**Task requirements:**
A line counts if it contains the word "Brasil" at least once. State how many such lines the records contain, giving the number alone.

Part of a data file:
--*--
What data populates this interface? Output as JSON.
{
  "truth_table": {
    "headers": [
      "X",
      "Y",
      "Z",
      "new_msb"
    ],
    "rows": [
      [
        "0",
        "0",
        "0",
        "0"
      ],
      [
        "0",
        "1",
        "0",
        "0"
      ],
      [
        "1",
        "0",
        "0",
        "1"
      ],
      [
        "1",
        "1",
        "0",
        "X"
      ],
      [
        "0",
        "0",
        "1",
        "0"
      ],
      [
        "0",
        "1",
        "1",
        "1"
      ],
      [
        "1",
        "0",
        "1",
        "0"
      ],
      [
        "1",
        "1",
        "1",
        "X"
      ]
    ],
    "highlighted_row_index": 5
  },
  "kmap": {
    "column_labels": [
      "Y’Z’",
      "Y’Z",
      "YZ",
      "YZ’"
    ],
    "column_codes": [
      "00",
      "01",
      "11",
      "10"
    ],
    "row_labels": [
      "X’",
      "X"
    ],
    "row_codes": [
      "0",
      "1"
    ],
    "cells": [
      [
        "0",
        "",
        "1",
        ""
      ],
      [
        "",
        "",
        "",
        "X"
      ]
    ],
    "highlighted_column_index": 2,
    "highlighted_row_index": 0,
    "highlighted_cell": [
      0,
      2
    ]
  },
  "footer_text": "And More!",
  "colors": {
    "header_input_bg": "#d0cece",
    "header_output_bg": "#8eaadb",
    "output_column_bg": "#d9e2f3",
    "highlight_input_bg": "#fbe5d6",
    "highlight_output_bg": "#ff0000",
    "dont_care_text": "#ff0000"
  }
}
--*--
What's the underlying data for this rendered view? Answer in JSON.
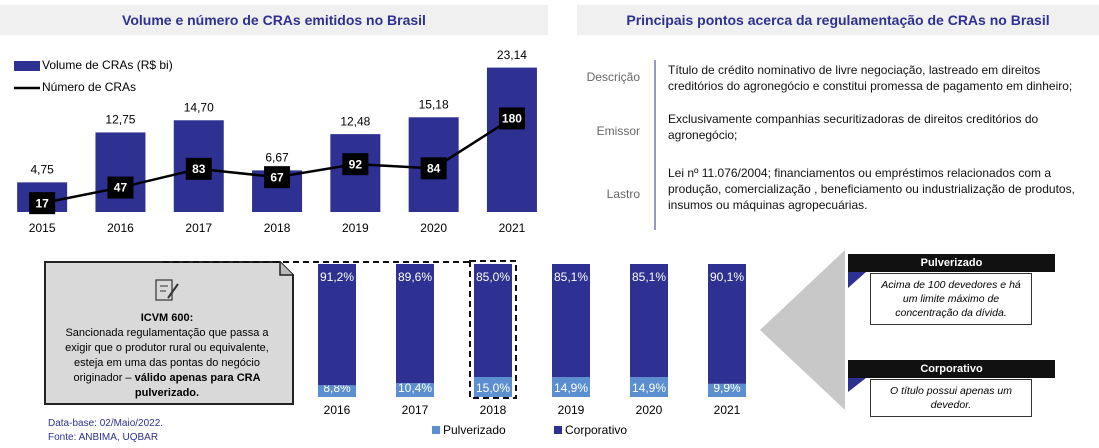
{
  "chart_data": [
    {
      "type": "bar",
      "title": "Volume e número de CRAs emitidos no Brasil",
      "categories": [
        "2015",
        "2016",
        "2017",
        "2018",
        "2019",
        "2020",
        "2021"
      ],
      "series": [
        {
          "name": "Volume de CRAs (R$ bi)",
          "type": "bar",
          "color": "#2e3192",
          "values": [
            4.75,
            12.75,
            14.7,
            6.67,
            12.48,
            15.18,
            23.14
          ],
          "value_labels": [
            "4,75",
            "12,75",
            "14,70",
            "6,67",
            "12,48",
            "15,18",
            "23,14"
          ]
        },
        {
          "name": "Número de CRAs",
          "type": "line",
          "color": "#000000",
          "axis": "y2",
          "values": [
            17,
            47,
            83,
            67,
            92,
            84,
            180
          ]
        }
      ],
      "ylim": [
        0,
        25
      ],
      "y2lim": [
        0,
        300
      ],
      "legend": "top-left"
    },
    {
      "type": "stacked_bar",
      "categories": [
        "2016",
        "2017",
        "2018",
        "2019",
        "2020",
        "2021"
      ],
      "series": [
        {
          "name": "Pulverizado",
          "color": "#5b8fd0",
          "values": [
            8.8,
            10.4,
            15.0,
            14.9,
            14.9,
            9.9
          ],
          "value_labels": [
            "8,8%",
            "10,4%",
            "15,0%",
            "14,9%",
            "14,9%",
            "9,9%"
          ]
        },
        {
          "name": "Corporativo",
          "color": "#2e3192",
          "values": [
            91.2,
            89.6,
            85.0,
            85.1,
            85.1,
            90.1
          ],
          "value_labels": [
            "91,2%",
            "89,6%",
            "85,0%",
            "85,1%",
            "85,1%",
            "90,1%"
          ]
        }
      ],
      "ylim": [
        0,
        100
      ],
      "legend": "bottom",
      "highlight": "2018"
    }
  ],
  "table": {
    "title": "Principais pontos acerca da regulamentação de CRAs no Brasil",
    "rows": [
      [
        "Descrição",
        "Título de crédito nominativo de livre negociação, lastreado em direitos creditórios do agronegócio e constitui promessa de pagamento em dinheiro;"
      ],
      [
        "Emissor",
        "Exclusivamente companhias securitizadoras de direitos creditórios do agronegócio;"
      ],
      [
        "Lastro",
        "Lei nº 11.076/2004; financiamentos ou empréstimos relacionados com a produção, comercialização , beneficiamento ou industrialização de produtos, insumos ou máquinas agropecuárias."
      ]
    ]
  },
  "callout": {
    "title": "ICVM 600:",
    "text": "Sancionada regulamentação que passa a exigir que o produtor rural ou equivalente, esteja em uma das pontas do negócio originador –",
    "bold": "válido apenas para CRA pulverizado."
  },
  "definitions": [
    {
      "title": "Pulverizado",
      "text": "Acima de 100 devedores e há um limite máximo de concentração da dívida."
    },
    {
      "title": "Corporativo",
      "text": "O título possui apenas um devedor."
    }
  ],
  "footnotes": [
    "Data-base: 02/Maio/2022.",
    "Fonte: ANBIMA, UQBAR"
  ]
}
--*--
**Expected answer:**
2